_EXERCISE GOAL_.
Scan the lines below for the string "assets" and copy every one that has it.

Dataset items
▼▼▼
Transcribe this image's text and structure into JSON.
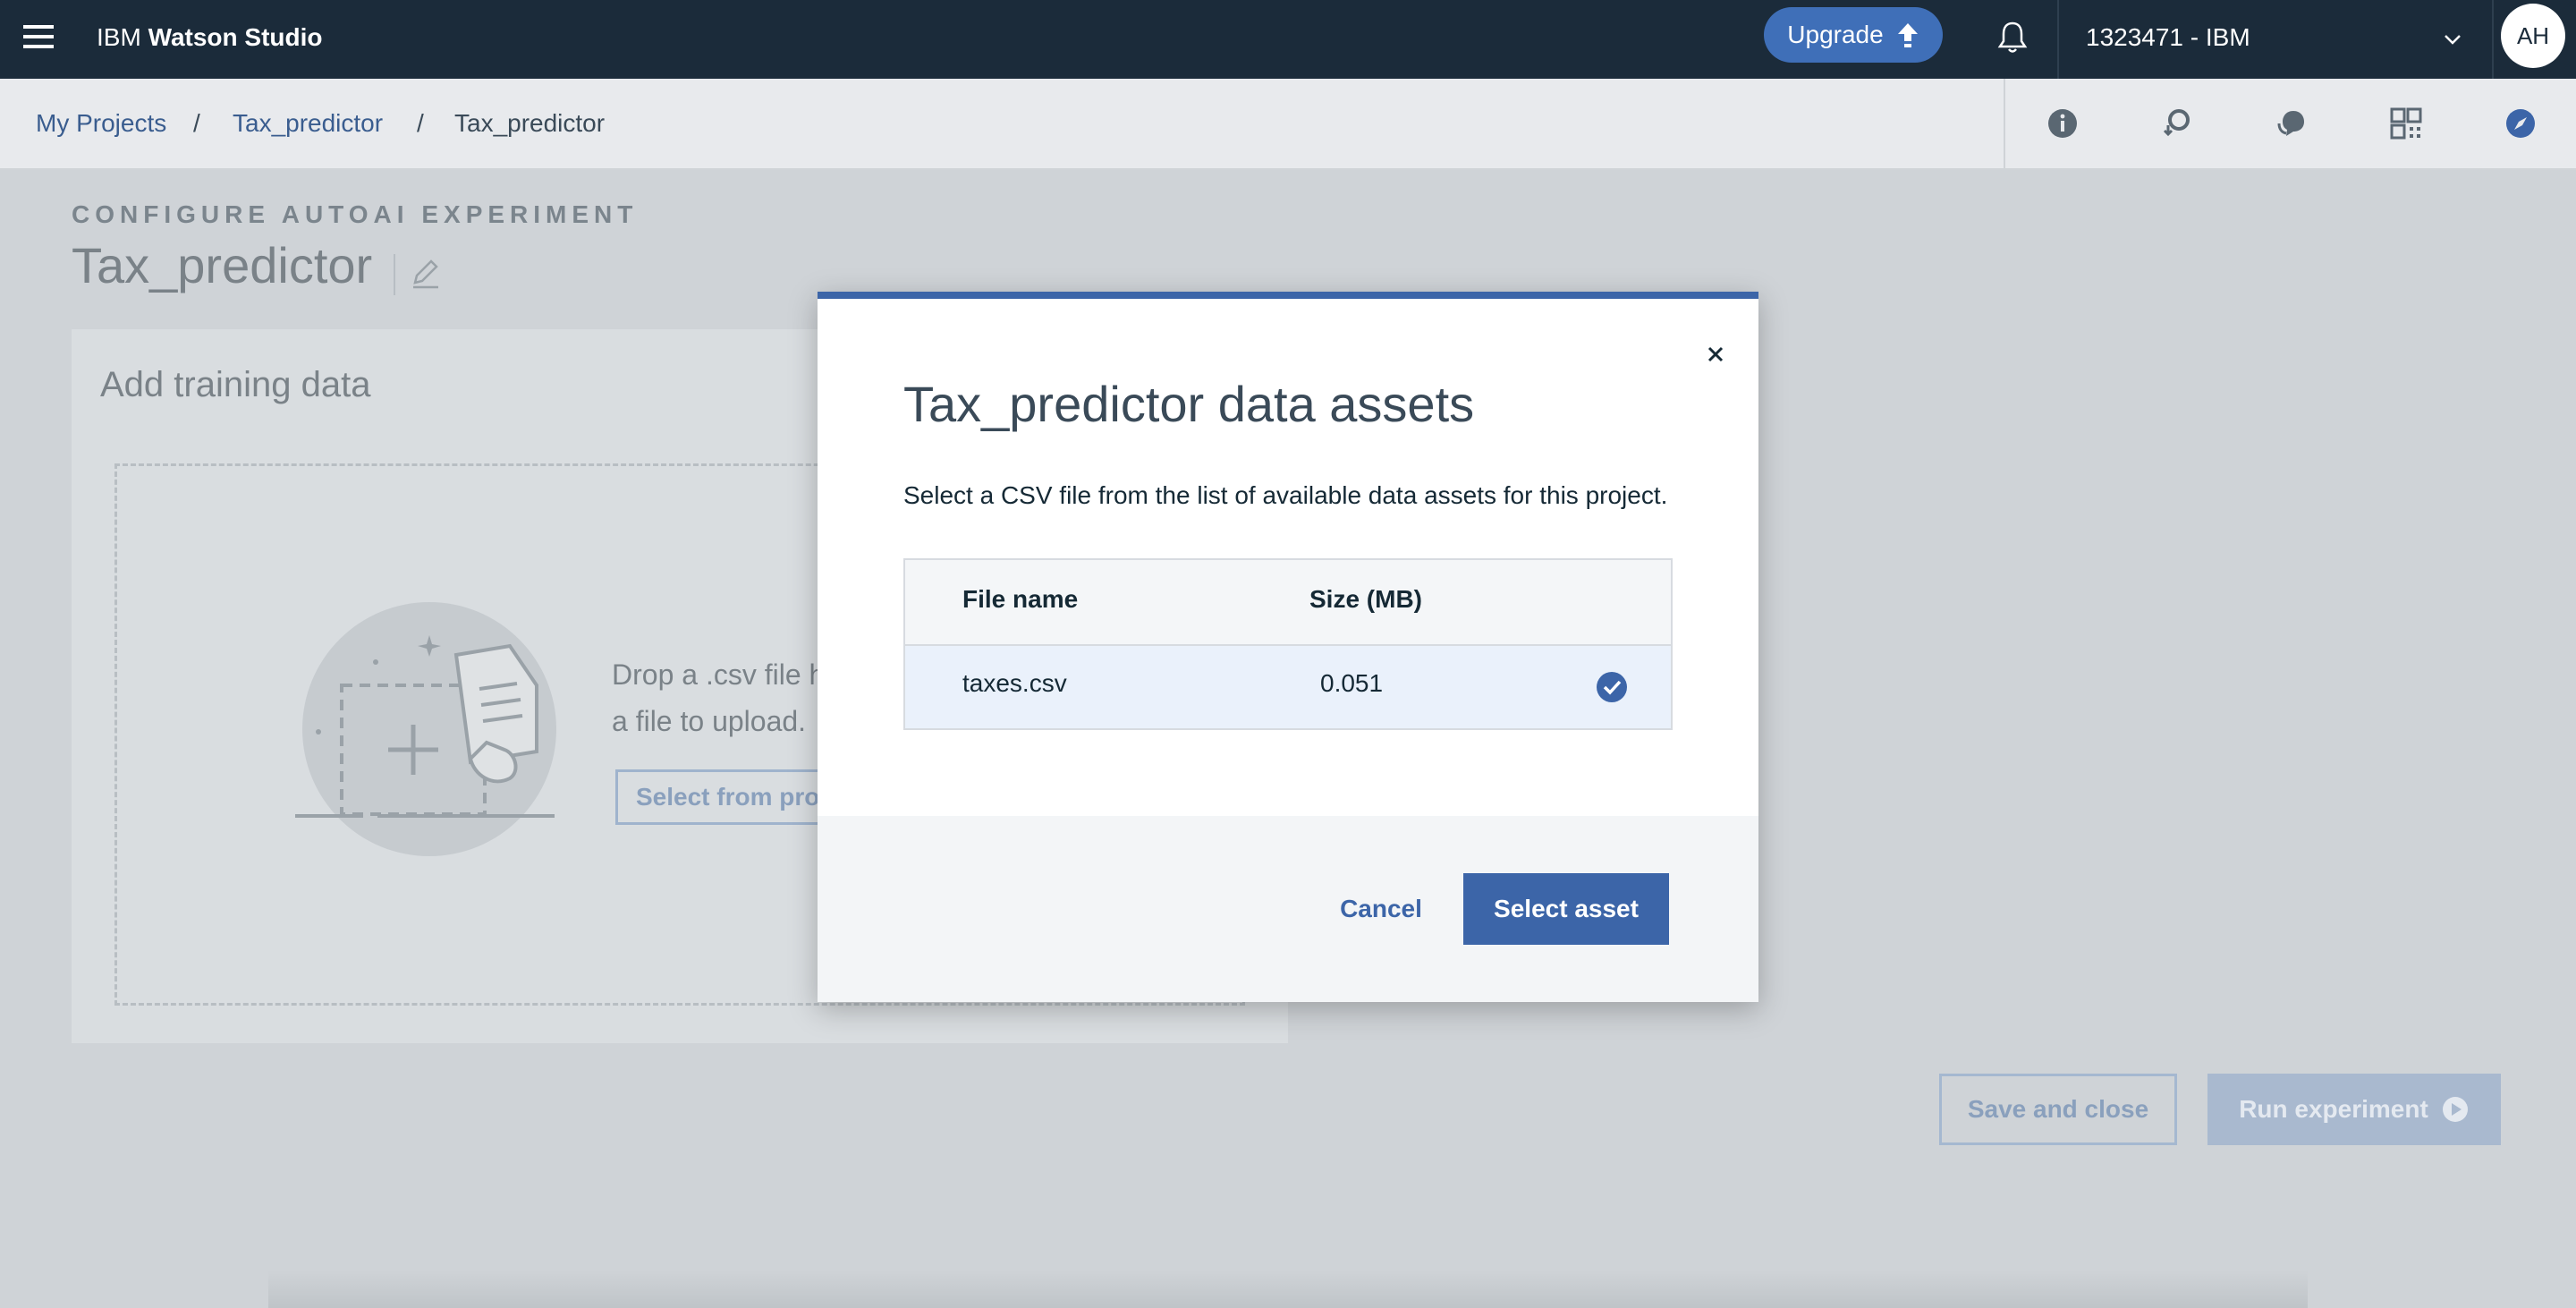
{
  "header": {
    "brand_prefix": "IBM",
    "brand_name": "Watson Studio",
    "upgrade_label": "Upgrade",
    "account_label": "1323471 - IBM",
    "avatar_initials": "AH"
  },
  "breadcrumb": {
    "items": [
      "My Projects",
      "Tax_predictor",
      "Tax_predictor"
    ],
    "separator": "/"
  },
  "toolbar_icons": [
    "info-icon",
    "history-icon",
    "chat-icon",
    "grid-icon",
    "compass-icon"
  ],
  "page": {
    "eyebrow": "CONFIGURE AUTOAI EXPERIMENT",
    "title": "Tax_predictor",
    "card_title": "Add training data",
    "drop_text_line1": "Drop a .csv file h",
    "drop_text_line2": "a file to upload.",
    "select_from_project_label": "Select from proj",
    "save_close_label": "Save and close",
    "run_label": "Run experiment"
  },
  "modal": {
    "title": "Tax_predictor data assets",
    "description": "Select a CSV file from the list of available data assets for this project.",
    "columns": [
      "File name",
      "Size (MB)"
    ],
    "rows": [
      {
        "file_name": "taxes.csv",
        "size": "0.051",
        "selected": true
      }
    ],
    "cancel_label": "Cancel",
    "select_label": "Select asset"
  },
  "colors": {
    "topbar": "#1b2b3a",
    "accent": "#3c65a8",
    "upgrade": "#3f6fb8",
    "selected_row": "#eaf1fb"
  }
}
▲▲▲
_RESULT OF THE TASK_.
    "title": "Tax_predictor data assets",
    "description": "Select a CSV file from the list of available data assets for this project.",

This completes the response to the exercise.